* start *
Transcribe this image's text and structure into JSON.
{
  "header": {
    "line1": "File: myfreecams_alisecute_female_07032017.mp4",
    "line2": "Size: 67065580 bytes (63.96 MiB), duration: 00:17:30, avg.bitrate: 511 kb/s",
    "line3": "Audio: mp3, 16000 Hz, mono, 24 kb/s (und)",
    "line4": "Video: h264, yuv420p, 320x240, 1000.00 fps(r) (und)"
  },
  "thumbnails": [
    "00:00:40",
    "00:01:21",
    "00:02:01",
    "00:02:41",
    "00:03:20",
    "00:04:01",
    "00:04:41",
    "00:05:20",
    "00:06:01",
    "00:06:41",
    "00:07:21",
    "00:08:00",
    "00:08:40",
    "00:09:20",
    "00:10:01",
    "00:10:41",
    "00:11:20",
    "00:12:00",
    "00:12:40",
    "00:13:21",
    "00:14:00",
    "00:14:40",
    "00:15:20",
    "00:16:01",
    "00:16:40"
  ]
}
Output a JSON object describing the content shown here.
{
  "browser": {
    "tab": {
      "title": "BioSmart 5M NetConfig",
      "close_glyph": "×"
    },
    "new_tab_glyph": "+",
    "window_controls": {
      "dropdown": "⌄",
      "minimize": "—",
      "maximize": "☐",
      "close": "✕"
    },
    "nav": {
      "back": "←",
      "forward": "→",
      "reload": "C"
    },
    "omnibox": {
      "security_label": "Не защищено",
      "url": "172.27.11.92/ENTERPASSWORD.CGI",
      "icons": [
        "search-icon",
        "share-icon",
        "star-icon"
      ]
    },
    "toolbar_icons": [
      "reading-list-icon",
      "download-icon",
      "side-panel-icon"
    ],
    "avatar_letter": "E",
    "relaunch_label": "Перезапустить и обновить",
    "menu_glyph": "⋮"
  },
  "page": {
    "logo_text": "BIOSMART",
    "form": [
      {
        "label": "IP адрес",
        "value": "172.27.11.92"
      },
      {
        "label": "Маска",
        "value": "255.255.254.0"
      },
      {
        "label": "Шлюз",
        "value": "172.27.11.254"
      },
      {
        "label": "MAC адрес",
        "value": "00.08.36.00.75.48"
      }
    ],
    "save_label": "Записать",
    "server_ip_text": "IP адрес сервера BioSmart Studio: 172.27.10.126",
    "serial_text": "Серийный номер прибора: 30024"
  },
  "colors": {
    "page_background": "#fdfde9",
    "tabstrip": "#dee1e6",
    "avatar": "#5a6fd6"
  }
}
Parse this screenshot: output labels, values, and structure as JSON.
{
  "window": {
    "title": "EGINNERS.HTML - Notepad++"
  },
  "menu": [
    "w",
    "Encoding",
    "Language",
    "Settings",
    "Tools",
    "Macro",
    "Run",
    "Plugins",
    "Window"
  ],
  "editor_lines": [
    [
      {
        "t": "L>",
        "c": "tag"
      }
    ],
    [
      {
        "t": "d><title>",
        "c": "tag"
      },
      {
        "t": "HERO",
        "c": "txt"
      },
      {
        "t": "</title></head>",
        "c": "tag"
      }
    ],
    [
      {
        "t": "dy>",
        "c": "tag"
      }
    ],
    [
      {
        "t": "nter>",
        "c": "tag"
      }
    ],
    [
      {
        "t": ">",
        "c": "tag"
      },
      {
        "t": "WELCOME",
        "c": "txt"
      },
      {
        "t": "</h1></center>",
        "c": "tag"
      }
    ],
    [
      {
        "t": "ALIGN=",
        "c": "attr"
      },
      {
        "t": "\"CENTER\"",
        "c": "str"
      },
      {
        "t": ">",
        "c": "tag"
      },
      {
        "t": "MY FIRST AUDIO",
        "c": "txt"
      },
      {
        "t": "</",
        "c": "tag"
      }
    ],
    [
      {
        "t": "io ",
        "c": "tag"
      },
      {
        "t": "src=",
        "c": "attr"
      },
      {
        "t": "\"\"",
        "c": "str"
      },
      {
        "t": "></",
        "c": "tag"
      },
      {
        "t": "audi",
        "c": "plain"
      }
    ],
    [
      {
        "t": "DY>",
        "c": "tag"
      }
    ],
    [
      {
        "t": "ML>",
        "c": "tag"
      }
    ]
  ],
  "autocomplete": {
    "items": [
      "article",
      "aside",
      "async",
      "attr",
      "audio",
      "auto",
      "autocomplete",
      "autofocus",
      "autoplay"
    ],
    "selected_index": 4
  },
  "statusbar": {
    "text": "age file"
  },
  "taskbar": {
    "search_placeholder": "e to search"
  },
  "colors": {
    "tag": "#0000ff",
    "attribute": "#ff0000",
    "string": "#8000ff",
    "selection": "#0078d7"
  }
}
* end *
Please repeat the listing above in full and exactly.

Transcribe this image's text and structure into JSON.
{
  "header": {
    "line1": "File: myfreecams_alisecute_female_07032017.mp4",
    "line2": "Size: 67065580 bytes (63.96 MiB), duration: 00:17:30, avg.bitrate: 511 kb/s",
    "line3": "Audio: mp3, 16000 Hz, mono, 24 kb/s (und)",
    "line4": "Video: h264, yuv420p, 320x240, 1000.00 fps(r) (und)"
  },
  "thumbnails": [
    "00:00:40",
    "00:01:21",
    "00:02:01",
    "00:02:41",
    "00:03:20",
    "00:04:01",
    "00:04:41",
    "00:05:20",
    "00:06:01",
    "00:06:41",
    "00:07:21",
    "00:08:00",
    "00:08:40",
    "00:09:20",
    "00:10:01",
    "00:10:41",
    "00:11:20",
    "00:12:00",
    "00:12:40",
    "00:13:21",
    "00:14:00",
    "00:14:40",
    "00:15:20",
    "00:16:01",
    "00:16:40"
  ]
}
Output a JSON object describing the content shown here.
{
  "browser": {
    "tab": {
      "title": "BioSmart 5M NetConfig",
      "close_glyph": "×"
    },
    "new_tab_glyph": "+",
    "window_controls": {
      "dropdown": "⌄",
      "minimize": "—",
      "maximize": "☐",
      "close": "✕"
    },
    "nav": {
      "back": "←",
      "forward": "→",
      "reload": "C"
    },
    "omnibox": {
      "security_label": "Не защищено",
      "url": "172.27.11.92/ENTERPASSWORD.CGI",
      "icons": [
        "search-icon",
        "share-icon",
        "star-icon"
      ]
    },
    "toolbar_icons": [
      "reading-list-icon",
      "download-icon",
      "side-panel-icon"
    ],
    "avatar_letter": "E",
    "relaunch_label": "Перезапустить и обновить",
    "menu_glyph": "⋮"
  },
  "page": {
    "logo_text": "BIOSMART",
    "form": [
      {
        "label": "IP адрес",
        "value": "172.27.11.92"
      },
      {
        "label": "Маска",
        "value": "255.255.254.0"
      },
      {
        "label": "Шлюз",
        "value": "172.27.11.254"
      },
      {
        "label": "MAC адрес",
        "value": "00.08.36.00.75.48"
      }
    ],
    "save_label": "Записать",
    "server_ip_text": "IP адрес сервера BioSmart Studio: 172.27.10.126",
    "serial_text": "Серийный номер прибора: 30024"
  },
  "colors": {
    "page_background": "#fdfde9",
    "tabstrip": "#dee1e6",
    "avatar": "#5a6fd6"
  }
}
Parse this screenshot: output labels, values, and structure as JSON.
{
  "window": {
    "title": "EGINNERS.HTML - Notepad++"
  },
  "menu": [
    "w",
    "Encoding",
    "Language",
    "Settings",
    "Tools",
    "Macro",
    "Run",
    "Plugins",
    "Window"
  ],
  "editor_lines": [
    [
      {
        "t": "L>",
        "c": "tag"
      }
    ],
    [
      {
        "t": "d><title>",
        "c": "tag"
      },
      {
        "t": "HERO",
        "c": "txt"
      },
      {
        "t": "</title></head>",
        "c": "tag"
      }
    ],
    [
      {
        "t": "dy>",
        "c": "tag"
      }
    ],
    [
      {
        "t": "nter>",
        "c": "tag"
      }
    ],
    [
      {
        "t": ">",
        "c": "tag"
      },
      {
        "t": "WELCOME",
        "c": "txt"
      },
      {
        "t": "</h1></center>",
        "c": "tag"
      }
    ],
    [
      {
        "t": "ALIGN=",
        "c": "attr"
      },
      {
        "t": "\"CENTER\"",
        "c": "str"
      },
      {
        "t": ">",
        "c": "tag"
      },
      {
        "t": "MY FIRST AUDIO",
        "c": "txt"
      },
      {
        "t": "</",
        "c": "tag"
      }
    ],
    [
      {
        "t": "io ",
        "c": "tag"
      },
      {
        "t": "src=",
        "c": "attr"
      },
      {
        "t": "\"\"",
        "c": "str"
      },
      {
        "t": "></",
        "c": "tag"
      },
      {
        "t": "audi",
        "c": "plain"
      }
    ],
    [
      {
        "t": "DY>",
        "c": "tag"
      }
    ],
    [
      {
        "t": "ML>",
        "c": "tag"
      }
    ]
  ],
  "autocomplete": {
    "items": [
      "article",
      "aside",
      "async",
      "attr",
      "audio",
      "auto",
      "autocomplete",
      "autofocus",
      "autoplay"
    ],
    "selected_index": 4
  },
  "statusbar": {
    "text": "age file"
  },
  "taskbar": {
    "search_placeholder": "e to search"
  },
  "colors": {
    "tag": "#0000ff",
    "attribute": "#ff0000",
    "string": "#8000ff",
    "selection": "#0078d7"
  }
}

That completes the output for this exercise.